- **Directions for this task**: Reproduce the whole listing, character for character.

Some records
"""
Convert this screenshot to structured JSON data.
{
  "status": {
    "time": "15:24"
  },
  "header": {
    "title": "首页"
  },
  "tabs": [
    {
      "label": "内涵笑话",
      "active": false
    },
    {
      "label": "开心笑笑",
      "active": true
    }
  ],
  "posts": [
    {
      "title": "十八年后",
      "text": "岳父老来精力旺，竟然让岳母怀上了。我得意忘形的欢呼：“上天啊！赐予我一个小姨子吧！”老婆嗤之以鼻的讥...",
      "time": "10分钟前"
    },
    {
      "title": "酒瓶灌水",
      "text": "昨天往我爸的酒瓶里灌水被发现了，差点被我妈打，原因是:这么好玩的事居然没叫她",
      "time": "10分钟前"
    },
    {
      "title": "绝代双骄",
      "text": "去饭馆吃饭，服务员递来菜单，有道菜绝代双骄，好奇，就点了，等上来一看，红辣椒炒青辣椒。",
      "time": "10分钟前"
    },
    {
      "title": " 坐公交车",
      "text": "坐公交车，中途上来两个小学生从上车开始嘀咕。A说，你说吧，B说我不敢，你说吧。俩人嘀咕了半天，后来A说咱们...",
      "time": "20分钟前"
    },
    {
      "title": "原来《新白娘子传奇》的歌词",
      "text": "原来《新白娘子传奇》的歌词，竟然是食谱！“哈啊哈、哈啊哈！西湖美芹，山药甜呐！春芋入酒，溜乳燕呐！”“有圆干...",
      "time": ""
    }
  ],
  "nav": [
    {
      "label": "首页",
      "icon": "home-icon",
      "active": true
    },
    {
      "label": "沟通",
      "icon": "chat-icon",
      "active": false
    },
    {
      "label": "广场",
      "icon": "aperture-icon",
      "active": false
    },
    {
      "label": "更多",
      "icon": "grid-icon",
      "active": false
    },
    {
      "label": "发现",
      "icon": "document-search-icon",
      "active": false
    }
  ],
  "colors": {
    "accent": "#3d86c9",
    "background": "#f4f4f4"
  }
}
"""
- **Solution to this task**:
Convert this screenshot to structured JSON data.
{
  "status": {
    "time": "15:24"
  },
  "header": {
    "title": "首页"
  },
  "tabs": [
    {
      "label": "内涵笑话",
      "active": false
    },
    {
      "label": "开心笑笑",
      "active": true
    }
  ],
  "posts": [
    {
      "title": "十八年后",
      "text": "岳父老来精力旺，竟然让岳母怀上了。我得意忘形的欢呼：“上天啊！赐予我一个小姨子吧！”老婆嗤之以鼻的讥...",
      "time": "10分钟前"
    },
    {
      "title": "酒瓶灌水",
      "text": "昨天往我爸的酒瓶里灌水被发现了，差点被我妈打，原因是:这么好玩的事居然没叫她",
      "time": "10分钟前"
    },
    {
      "title": "绝代双骄",
      "text": "去饭馆吃饭，服务员递来菜单，有道菜绝代双骄，好奇，就点了，等上来一看，红辣椒炒青辣椒。",
      "time": "10分钟前"
    },
    {
      "title": " 坐公交车",
      "text": "坐公交车，中途上来两个小学生从上车开始嘀咕。A说，你说吧，B说我不敢，你说吧。俩人嘀咕了半天，后来A说咱们...",
      "time": "20分钟前"
    },
    {
      "title": "原来《新白娘子传奇》的歌词",
      "text": "原来《新白娘子传奇》的歌词，竟然是食谱！“哈啊哈、哈啊哈！西湖美芹，山药甜呐！春芋入酒，溜乳燕呐！”“有圆干...",
      "time": ""
    }
  ],
  "nav": [
    {
      "label": "首页",
      "icon": "home-icon",
      "active": true
    },
    {
      "label": "沟通",
      "icon": "chat-icon",
      "active": false
    },
    {
      "label": "广场",
      "icon": "aperture-icon",
      "active": false
    },
    {
      "label": "更多",
      "icon": "grid-icon",
      "active": false
    },
    {
      "label": "发现",
      "icon": "document-search-icon",
      "active": false
    }
  ],
  "colors": {
    "accent": "#3d86c9",
    "background": "#f4f4f4"
  }
}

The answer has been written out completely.